== Required task ==
Return only the number of lines in the entries below that hold the word "возрасте".

== Data supplied ==
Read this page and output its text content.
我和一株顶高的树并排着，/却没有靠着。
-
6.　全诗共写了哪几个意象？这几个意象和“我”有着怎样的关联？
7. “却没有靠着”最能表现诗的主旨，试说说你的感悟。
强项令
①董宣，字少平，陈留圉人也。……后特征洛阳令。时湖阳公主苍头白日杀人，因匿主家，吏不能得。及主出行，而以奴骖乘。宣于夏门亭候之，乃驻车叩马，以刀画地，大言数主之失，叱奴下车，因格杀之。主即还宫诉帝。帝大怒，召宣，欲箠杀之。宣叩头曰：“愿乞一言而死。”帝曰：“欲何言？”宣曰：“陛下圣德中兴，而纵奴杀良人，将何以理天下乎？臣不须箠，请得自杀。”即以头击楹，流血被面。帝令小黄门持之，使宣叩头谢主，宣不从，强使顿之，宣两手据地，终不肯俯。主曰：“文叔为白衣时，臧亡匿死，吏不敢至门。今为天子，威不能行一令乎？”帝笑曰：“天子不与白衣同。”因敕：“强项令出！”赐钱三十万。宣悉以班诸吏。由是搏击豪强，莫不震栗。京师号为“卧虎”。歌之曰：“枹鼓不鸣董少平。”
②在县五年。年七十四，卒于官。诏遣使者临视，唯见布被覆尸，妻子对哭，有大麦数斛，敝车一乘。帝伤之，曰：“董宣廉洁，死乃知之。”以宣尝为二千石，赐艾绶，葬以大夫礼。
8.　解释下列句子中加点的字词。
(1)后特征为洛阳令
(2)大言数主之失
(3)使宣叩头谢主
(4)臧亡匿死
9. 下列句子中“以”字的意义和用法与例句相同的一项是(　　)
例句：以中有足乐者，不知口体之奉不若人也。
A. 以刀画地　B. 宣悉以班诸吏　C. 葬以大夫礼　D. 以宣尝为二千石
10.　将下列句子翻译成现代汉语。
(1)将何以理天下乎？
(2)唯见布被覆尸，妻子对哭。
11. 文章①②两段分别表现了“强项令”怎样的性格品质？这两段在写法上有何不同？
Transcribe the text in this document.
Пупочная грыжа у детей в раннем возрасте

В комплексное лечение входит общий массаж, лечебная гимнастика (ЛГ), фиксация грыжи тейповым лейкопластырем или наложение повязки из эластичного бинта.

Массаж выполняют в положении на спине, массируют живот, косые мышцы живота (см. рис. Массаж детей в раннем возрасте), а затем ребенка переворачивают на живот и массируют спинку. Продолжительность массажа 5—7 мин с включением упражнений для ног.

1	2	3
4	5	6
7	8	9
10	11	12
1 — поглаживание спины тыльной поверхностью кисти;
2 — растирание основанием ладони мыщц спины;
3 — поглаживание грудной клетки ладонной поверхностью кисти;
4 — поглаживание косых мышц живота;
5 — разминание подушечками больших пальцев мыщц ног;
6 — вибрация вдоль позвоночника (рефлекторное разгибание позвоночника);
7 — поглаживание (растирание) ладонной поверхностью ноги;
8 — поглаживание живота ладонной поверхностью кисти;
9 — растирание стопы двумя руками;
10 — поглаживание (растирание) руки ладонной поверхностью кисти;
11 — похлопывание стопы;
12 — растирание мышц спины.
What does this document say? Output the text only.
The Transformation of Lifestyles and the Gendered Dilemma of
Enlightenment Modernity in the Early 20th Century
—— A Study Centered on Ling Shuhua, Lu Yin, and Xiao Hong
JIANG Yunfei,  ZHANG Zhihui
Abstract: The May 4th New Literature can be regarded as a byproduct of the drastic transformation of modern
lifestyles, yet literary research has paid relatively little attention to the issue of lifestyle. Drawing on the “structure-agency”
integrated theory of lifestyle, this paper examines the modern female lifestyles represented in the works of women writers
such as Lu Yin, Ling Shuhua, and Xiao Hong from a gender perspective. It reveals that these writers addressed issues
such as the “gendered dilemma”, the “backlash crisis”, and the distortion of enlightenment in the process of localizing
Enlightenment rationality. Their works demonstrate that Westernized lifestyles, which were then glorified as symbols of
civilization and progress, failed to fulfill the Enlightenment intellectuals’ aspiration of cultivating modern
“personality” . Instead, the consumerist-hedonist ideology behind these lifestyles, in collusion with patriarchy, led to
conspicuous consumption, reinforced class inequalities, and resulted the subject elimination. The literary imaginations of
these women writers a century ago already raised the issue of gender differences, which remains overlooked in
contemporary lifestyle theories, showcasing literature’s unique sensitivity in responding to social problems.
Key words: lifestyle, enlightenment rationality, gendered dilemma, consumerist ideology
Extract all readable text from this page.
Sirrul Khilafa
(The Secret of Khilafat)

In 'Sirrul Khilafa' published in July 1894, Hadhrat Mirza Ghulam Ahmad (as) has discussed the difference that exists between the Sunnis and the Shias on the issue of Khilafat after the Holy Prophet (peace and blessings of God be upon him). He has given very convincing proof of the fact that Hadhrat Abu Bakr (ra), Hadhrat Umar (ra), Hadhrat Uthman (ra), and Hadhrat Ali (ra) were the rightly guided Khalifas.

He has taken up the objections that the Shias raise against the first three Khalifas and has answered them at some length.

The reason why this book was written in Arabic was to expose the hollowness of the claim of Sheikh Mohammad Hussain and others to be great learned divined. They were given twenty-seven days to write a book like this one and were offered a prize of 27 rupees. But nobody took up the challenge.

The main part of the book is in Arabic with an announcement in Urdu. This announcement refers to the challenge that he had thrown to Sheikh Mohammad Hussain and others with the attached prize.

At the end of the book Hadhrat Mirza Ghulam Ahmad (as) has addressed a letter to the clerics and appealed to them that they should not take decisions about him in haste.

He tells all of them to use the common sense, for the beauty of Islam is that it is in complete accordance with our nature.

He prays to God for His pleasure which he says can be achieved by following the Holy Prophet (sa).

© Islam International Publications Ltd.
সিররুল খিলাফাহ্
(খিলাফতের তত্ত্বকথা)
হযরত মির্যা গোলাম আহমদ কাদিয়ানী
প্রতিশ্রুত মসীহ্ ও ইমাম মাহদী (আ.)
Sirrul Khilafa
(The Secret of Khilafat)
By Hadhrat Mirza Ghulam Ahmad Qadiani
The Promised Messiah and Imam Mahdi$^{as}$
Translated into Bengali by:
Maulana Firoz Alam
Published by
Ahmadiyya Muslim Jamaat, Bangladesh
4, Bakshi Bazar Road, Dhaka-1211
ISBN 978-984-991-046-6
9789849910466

== Complete output ==
2